_Entries supplied_:
Begin

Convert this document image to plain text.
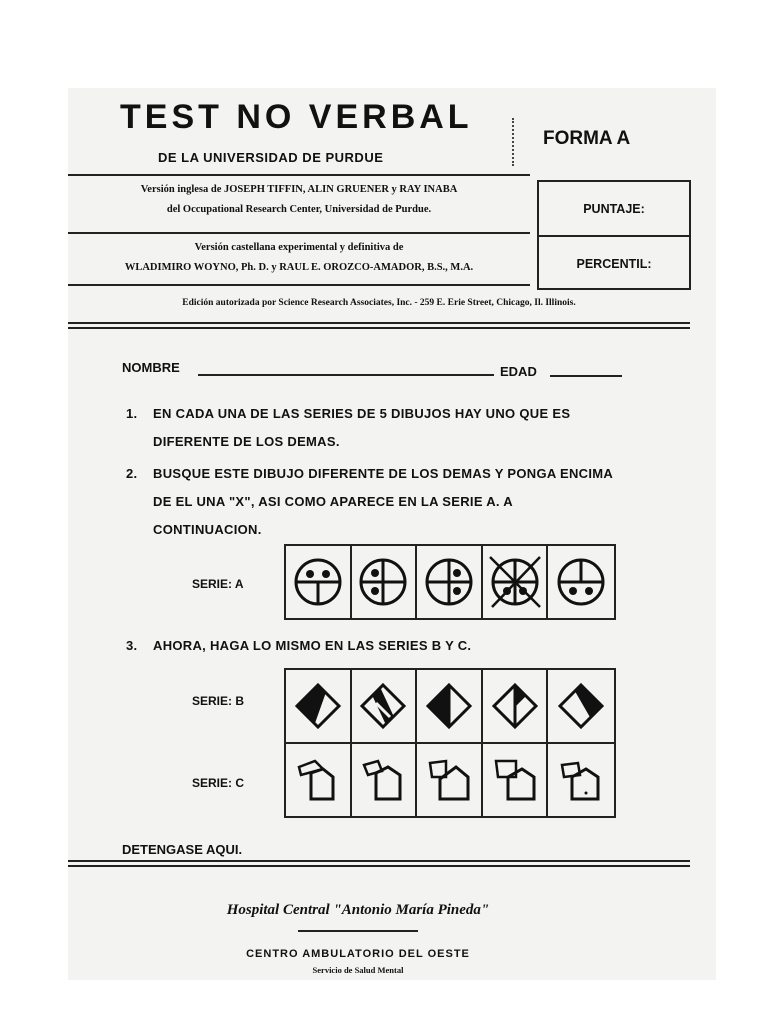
TEST NO VERBAL
DE LA UNIVERSIDAD DE PURDUE
FORMA A
Versión inglesa de JOSEPH TIFFIN, ALIN GRUENER y RAY INABA
del Occupational Research Center, Universidad de Purdue.
Versión castellana experimental y definitiva de
WLADIMIRO WOYNO, Ph. D. y RAUL E. OROZCO-AMADOR, B.S., M.A.
PUNTAJE:
PERCENTIL:
Edición autorizada por Science Research Associates, Inc. - 259 E. Erie Street, Chicago, Il. Illinois.
NOMBRE	EDAD
1. EN CADA UNA DE LAS SERIES DE 5 DIBUJOS HAY UNO QUE ES DIFERENTE DE LOS DEMAS.
2. BUSQUE ESTE DIBUJO DIFERENTE DE LOS DEMAS Y PONGA ENCIMA DE EL UNA "X", ASI COMO APARECE EN LA SERIE A. A CONTINUACION.
SERIE: A
3. AHORA, HAGA LO MISMO EN LAS SERIES B Y C.
SERIE: B
SERIE: C
DETENGASE AQUI.
Hospital Central "Antonio María Pineda"
CENTRO AMBULATORIO DEL OESTE
Servicio de Salud Mental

End

_Goal_: Repeat the material verbatim. Do not carry over any picture.

_Written response_:
Convert this document image to plain text.
TEST NO VERBAL
DE LA UNIVERSIDAD DE PURDUE
FORMA A
Versión inglesa de JOSEPH TIFFIN, ALIN GRUENER y RAY INABA
del Occupational Research Center, Universidad de Purdue.
Versión castellana experimental y definitiva de
WLADIMIRO WOYNO, Ph. D. y RAUL E. OROZCO-AMADOR, B.S., M.A.
PUNTAJE:
PERCENTIL:
Edición autorizada por Science Research Associates, Inc. - 259 E. Erie Street, Chicago, Il. Illinois.
NOMBRE	EDAD
1. EN CADA UNA DE LAS SERIES DE 5 DIBUJOS HAY UNO QUE ES DIFERENTE DE LOS DEMAS.
2. BUSQUE ESTE DIBUJO DIFERENTE DE LOS DEMAS Y PONGA ENCIMA DE EL UNA "X", ASI COMO APARECE EN LA SERIE A. A CONTINUACION.
SERIE: A
3. AHORA, HAGA LO MISMO EN LAS SERIES B Y C.
SERIE: B
SERIE: C
DETENGASE AQUI.
Hospital Central "Antonio María Pineda"
CENTRO AMBULATORIO DEL OESTE
Servicio de Salud Mental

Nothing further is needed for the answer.